* BEGIN *

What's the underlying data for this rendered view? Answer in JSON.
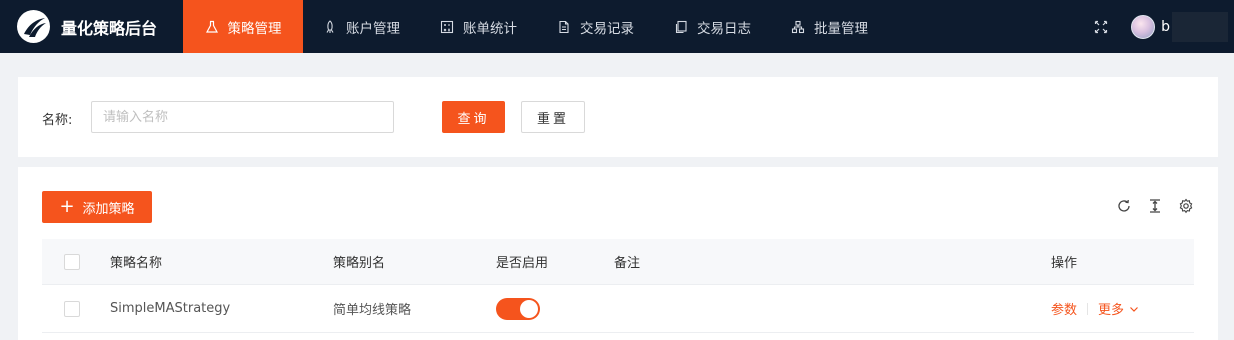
{
  "app": {
    "title": "量化策略后台",
    "accent_color": "#f5541d",
    "nav_bg_color": "#0d1b2e"
  },
  "nav": {
    "items": [
      {
        "label": "策略管理",
        "icon": "flask-icon",
        "active": true
      },
      {
        "label": "账户管理",
        "icon": "rocket-icon",
        "active": false
      },
      {
        "label": "账单统计",
        "icon": "calculator-icon",
        "active": false
      },
      {
        "label": "交易记录",
        "icon": "document-icon",
        "active": false
      },
      {
        "label": "交易日志",
        "icon": "copy-icon",
        "active": false
      },
      {
        "label": "批量管理",
        "icon": "cluster-icon",
        "active": false
      }
    ],
    "user_initial": "b"
  },
  "search": {
    "label": "名称:",
    "placeholder": "请输入名称",
    "value": "",
    "query_button": "查询",
    "reset_button": "重置"
  },
  "table": {
    "add_button": "添加策略",
    "toolbar_icons": [
      "refresh-icon",
      "column-height-icon",
      "settings-icon"
    ],
    "columns": [
      "策略名称",
      "策略别名",
      "是否启用",
      "备注",
      "操作"
    ],
    "rows": [
      {
        "name": "SimpleMAStrategy",
        "alias": "简单均线策略",
        "enabled": true,
        "remark": "",
        "action_params": "参数",
        "action_more": "更多"
      }
    ]
  }
}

* END *

The request:
Print out the whole of the material word for word, without pictures.

Task answer:
What's the underlying data for this rendered view? Answer in JSON.
{
  "app": {
    "title": "量化策略后台",
    "accent_color": "#f5541d",
    "nav_bg_color": "#0d1b2e"
  },
  "nav": {
    "items": [
      {
        "label": "策略管理",
        "icon": "flask-icon",
        "active": true
      },
      {
        "label": "账户管理",
        "icon": "rocket-icon",
        "active": false
      },
      {
        "label": "账单统计",
        "icon": "calculator-icon",
        "active": false
      },
      {
        "label": "交易记录",
        "icon": "document-icon",
        "active": false
      },
      {
        "label": "交易日志",
        "icon": "copy-icon",
        "active": false
      },
      {
        "label": "批量管理",
        "icon": "cluster-icon",
        "active": false
      }
    ],
    "user_initial": "b"
  },
  "search": {
    "label": "名称:",
    "placeholder": "请输入名称",
    "value": "",
    "query_button": "查询",
    "reset_button": "重置"
  },
  "table": {
    "add_button": "添加策略",
    "toolbar_icons": [
      "refresh-icon",
      "column-height-icon",
      "settings-icon"
    ],
    "columns": [
      "策略名称",
      "策略别名",
      "是否启用",
      "备注",
      "操作"
    ],
    "rows": [
      {
        "name": "SimpleMAStrategy",
        "alias": "简单均线策略",
        "enabled": true,
        "remark": "",
        "action_params": "参数",
        "action_more": "更多"
      }
    ]
  }
}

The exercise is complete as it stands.